That should work, but it'll end up making the emulator code to flush
corresponding NIC queue every time the driver is done processing RX
ring. If that is not a big problem I am more than happy to make that
change.
Thanks,
Andrey Smirnov
On 18 September 2017 at 20:50, Andrey Smirnov <andrew.smirnov@gmail.com> wrote:
> In current implementation, packet queue flushing logic seem to suffer
> from a deadlock like scenario if a packet is received by the interface
> before before Rx ring is initialized by Guest's driver. Consider the
> following sequence of events:
>
> 1. A QEMU instance is started against a TAP device on Linux
> host, running Linux guest, e. g., something to the effect
> of:
>
> qemu-system-arm \
> -net nic,model=imx.fec,netdev=lan0 \
> netdev tap,id=lan0,ifname=tap0,script=no,downscript=no \
> ... rest of the arguments ...
>
> 2. Once QEMU starts, but before guest reaches the point where
> FEC deriver is done initializing the HW, Guest, via TAP
> interface, receives a number of multicast MDNS packets from
> Host (not necessarily true for every OS, but it happens at
> least on Fedora 25)

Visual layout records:
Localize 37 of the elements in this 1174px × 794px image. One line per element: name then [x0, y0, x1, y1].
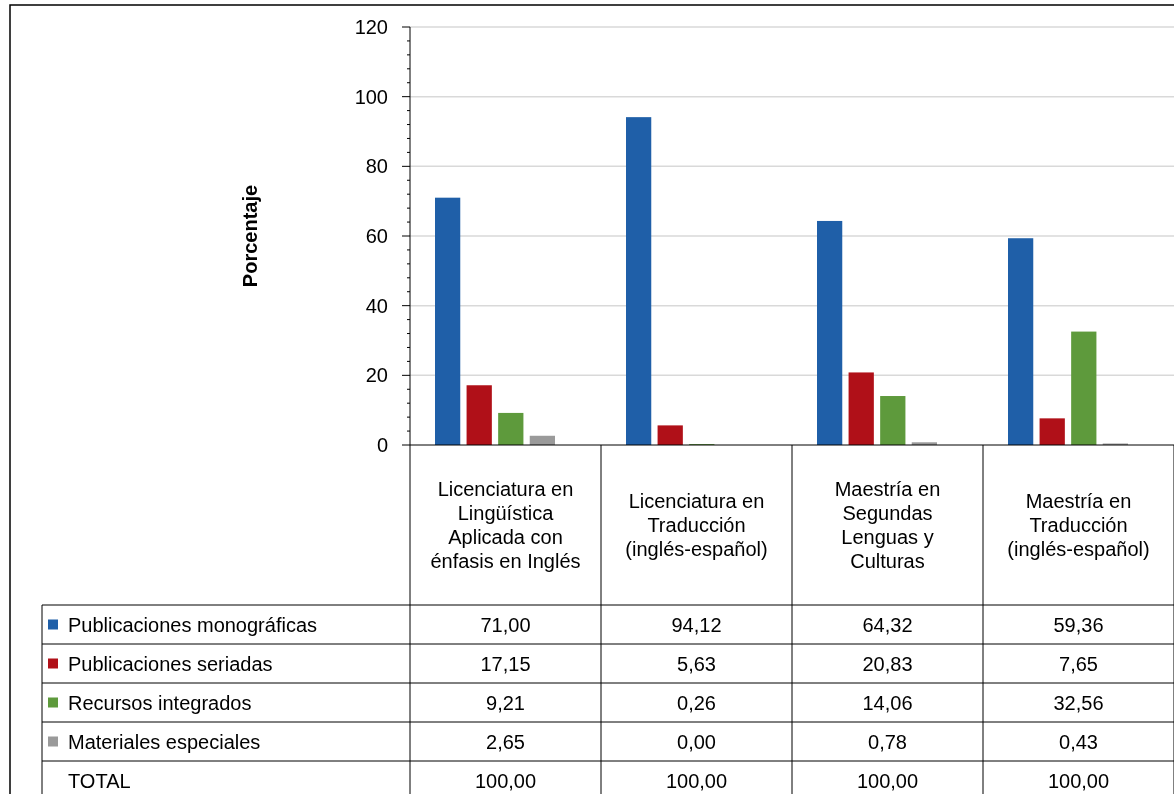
data-label: 14,06	[862, 691, 913, 714]
data-label: 59,36	[1053, 613, 1104, 636]
data-label: 17,15	[480, 652, 531, 675]
y-tick-label: 120	[354, 16, 388, 38]
data-label: 0,78	[868, 730, 907, 753]
legend-label: Publicaciones monográficas	[68, 613, 318, 636]
y-tick-label: 0	[376, 434, 388, 456]
y-axis-title: Porcentaje	[239, 184, 261, 288]
data-label: 7,65	[1059, 652, 1098, 675]
data-label: 9,21	[486, 691, 525, 714]
legend-label: Publicaciones seriadas	[68, 652, 273, 675]
data-label: 5,63	[677, 652, 716, 675]
y-tick-label: 20	[365, 364, 388, 387]
data-label: 32,56	[1053, 691, 1104, 714]
legend-label: Recursos integrados	[68, 691, 252, 714]
x-tick-label: Licenciatura en Traducción (inglés-español)	[625, 490, 768, 560]
data-label: 0,00	[677, 730, 716, 753]
text: 100,00	[856, 769, 919, 792]
y-tick-label: 40	[365, 294, 388, 317]
data-label: 20,83	[862, 652, 913, 675]
text: 100,00	[665, 769, 728, 792]
data-label: 0,26	[677, 691, 716, 714]
data-label: 64,32	[862, 613, 913, 636]
text: 100,00	[1047, 769, 1110, 792]
y-tick-label: 60	[365, 225, 388, 247]
data-label: 94,12	[671, 613, 722, 636]
data-label: 0,43	[1059, 730, 1098, 753]
x-tick-label: Licenciatura en Lingüística Aplicada con énfasis en Inglés	[430, 478, 581, 572]
text: TOTAL	[68, 769, 131, 792]
legend-label: Materiales especiales	[68, 730, 261, 753]
x-tick-label: Maestría en Segundas Lenguas y Culturas	[834, 478, 941, 572]
data-label: 71,00	[480, 613, 531, 636]
data-label: 2,65	[486, 730, 525, 753]
y-tick-label: 80	[365, 155, 388, 178]
text: 100,00	[474, 769, 537, 792]
y-tick-label: 100	[354, 85, 388, 108]
x-tick-label: Maestría en Traducción (inglés-español)	[1007, 490, 1150, 560]
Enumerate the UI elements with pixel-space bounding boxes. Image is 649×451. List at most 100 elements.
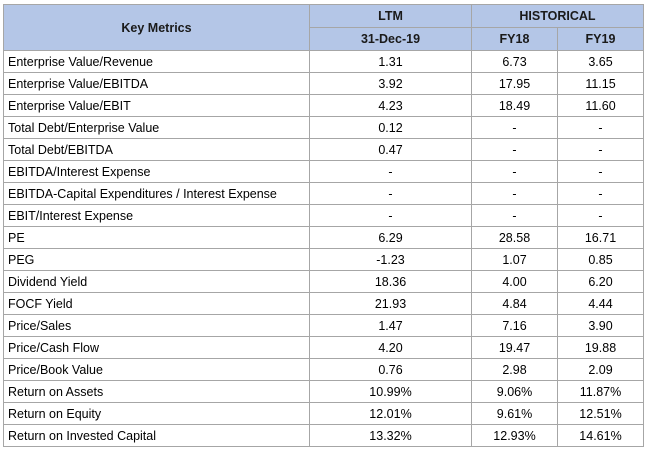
metric-cell: PEG <box>3 248 310 271</box>
fy18-value-cell: 17.95 <box>471 72 558 95</box>
table-row: EBITDA/Interest Expense - - - <box>3 160 644 183</box>
ltm-value-cell: 10.99% <box>309 380 472 403</box>
key-metrics-header: Key Metrics <box>3 4 310 51</box>
fy19-value-cell: 3.90 <box>557 314 644 337</box>
fy18-header: FY18 <box>471 27 558 51</box>
fy19-value-cell: 0.85 <box>557 248 644 271</box>
metric-cell: Return on Invested Capital <box>3 424 310 447</box>
fy18-value-cell: - <box>471 182 558 205</box>
table-row: Total Debt/Enterprise Value 0.12- - <box>3 116 644 139</box>
table-row: Return on Invested Capital 13.32% 12.93% 14… <box>3 424 644 447</box>
fy19-value-cell: 11.60 <box>557 94 644 117</box>
fy18-value-cell: - <box>471 116 558 139</box>
table-row: Price/Book Value 0.76 2.98 2.09 <box>3 358 644 381</box>
metric-cell: EBITDA/Interest Expense <box>3 160 310 183</box>
table-row: Enterprise Value/Revenue 1.31 6.73 3.65 <box>3 50 644 73</box>
fy19-value-cell: 11.87% <box>557 380 644 403</box>
fy18-value-cell: 19.47 <box>471 336 558 359</box>
metric-cell: Price/Book Value <box>3 358 310 381</box>
fy18-value-cell: 1.07 <box>471 248 558 271</box>
fy19-value-cell: 11.15 <box>557 72 644 95</box>
table-row: FOCF Yield 21.93 4.84 4.44 <box>3 292 644 315</box>
header-row-top: Key Metrics LTM HISTORICAL <box>3 4 644 51</box>
ltm-value-cell: 6.29 <box>309 226 472 249</box>
fy19-value-cell: - <box>557 116 644 139</box>
ltm-date-header: 31-Dec-19 <box>309 27 472 51</box>
fy19-value-cell: 19.88 <box>557 336 644 359</box>
fy18-value-cell: - <box>471 204 558 227</box>
key-metrics-sheet: Key Metrics LTM HISTORICAL 31-Dec-19 FY1… <box>3 4 644 447</box>
ltm-value-cell: -1.23 <box>309 248 472 271</box>
table-row: Price/Sales 1.47 7.16 3.90 <box>3 314 644 337</box>
fy19-value-cell: - <box>557 182 644 205</box>
table-row: Return on Assets 10.99% 9.06% 11.87% <box>3 380 644 403</box>
fy19-value-cell: 4.44 <box>557 292 644 315</box>
fy18-value-cell: 9.61% <box>471 402 558 425</box>
ltm-value-cell: 1.47 <box>309 314 472 337</box>
metric-cell: EBIT/Interest Expense <box>3 204 310 227</box>
fy18-value-cell: 9.06% <box>471 380 558 403</box>
fy19-value-cell: 6.20 <box>557 270 644 293</box>
table-row: EBIT/Interest Expense - - - <box>3 204 644 227</box>
ltm-value-cell: 4.20 <box>309 336 472 359</box>
table-row: Dividend Yield 18.36 4.00 6.20 <box>3 270 644 293</box>
fy19-value-cell: 14.61% <box>557 424 644 447</box>
metric-cell: Price/Sales <box>3 314 310 337</box>
ltm-value-cell: 0.47 <box>309 138 472 161</box>
table-row: PE 6.29 28.58 16.71 <box>3 226 644 249</box>
fy18-value-cell: 2.98 <box>471 358 558 381</box>
metrics-body: Enterprise Value/Revenue 1.31 6.73 3.65 Ente… <box>3 50 644 447</box>
fy18-value-cell: 7.16 <box>471 314 558 337</box>
metric-cell: Enterprise Value/Revenue <box>3 50 310 73</box>
fy18-value-cell: 18.49 <box>471 94 558 117</box>
ltm-value-cell: 1.31 <box>309 50 472 73</box>
ltm-value-cell: 12.01% <box>309 402 472 425</box>
fy19-value-cell: - <box>557 138 644 161</box>
ltm-value-cell: - <box>309 160 472 183</box>
fy19-value-cell: - <box>557 204 644 227</box>
ltm-value-cell: 18.36 <box>309 270 472 293</box>
fy19-value-cell: 16.71 <box>557 226 644 249</box>
metric-cell: PE <box>3 226 310 249</box>
ltm-value-cell: 13.32% <box>309 424 472 447</box>
table-row: Enterprise Value/EBITDA 3.92 17.95 11.15 <box>3 72 644 95</box>
header-row-bottom: 31-Dec-19 FY18 FY19 <box>4 27 644 51</box>
table-row: Enterprise Value/EBIT 4.23 18.49 11.60 <box>3 94 644 117</box>
fy18-value-cell: 6.73 <box>471 50 558 73</box>
ltm-value-cell: - <box>309 204 472 227</box>
metric-cell: Total Debt/EBITDA <box>3 138 310 161</box>
table-row: EBITDA-Capital Expenditures / Interest E… <box>3 182 644 205</box>
metric-cell: Enterprise Value/EBITDA <box>3 72 310 95</box>
table-row: Total Debt/EBITDA 0.47- - <box>3 138 644 161</box>
table-row: Price/Cash Flow 4.20 19.47 19.88 <box>3 336 644 359</box>
table-row: PEG -1.23 1.07 0.85 <box>3 248 644 271</box>
fy19-value-cell: - <box>557 160 644 183</box>
ltm-header: LTM <box>309 4 472 28</box>
fy18-value-cell: - <box>471 160 558 183</box>
metric-cell: Enterprise Value/EBIT <box>3 94 310 117</box>
fy18-value-cell: 28.58 <box>471 226 558 249</box>
fy19-header: FY19 <box>557 27 644 51</box>
metric-cell: EBITDA-Capital Expenditures / Interest E… <box>3 182 310 205</box>
fy18-value-cell: - <box>471 138 558 161</box>
metric-cell: Total Debt/Enterprise Value <box>3 116 310 139</box>
fy18-value-cell: 4.84 <box>471 292 558 315</box>
ltm-value-cell: 3.92 <box>309 72 472 95</box>
historical-header: HISTORICAL <box>471 4 644 28</box>
metric-cell: FOCF Yield <box>3 292 310 315</box>
ltm-value-cell: 21.93 <box>309 292 472 315</box>
metric-cell: Dividend Yield <box>3 270 310 293</box>
fy19-value-cell: 12.51% <box>557 402 644 425</box>
fy18-value-cell: 12.93% <box>471 424 558 447</box>
metric-cell: Return on Equity <box>3 402 310 425</box>
table-row: Return on Equity 12.01% 9.61% 12.51% <box>3 402 644 425</box>
fy19-value-cell: 2.09 <box>557 358 644 381</box>
metric-cell: Price/Cash Flow <box>3 336 310 359</box>
fy19-value-cell: 3.65 <box>557 50 644 73</box>
ltm-value-cell: 0.12 <box>309 116 472 139</box>
metric-cell: Return on Assets <box>3 380 310 403</box>
ltm-value-cell: 0.76 <box>309 358 472 381</box>
ltm-value-cell: - <box>309 182 472 205</box>
key-metrics-table: Key Metrics LTM HISTORICAL 31-Dec-19 FY1… <box>3 4 644 447</box>
ltm-value-cell: 4.23 <box>309 94 472 117</box>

» **CHALLENGE**:
In the text on QEMU packet queue flushing, which host operating system is named as one where the guest receives multicast MDNS packets before the FEC driver finishes initializing?

» **TASK ANSWER**:
Fedora 25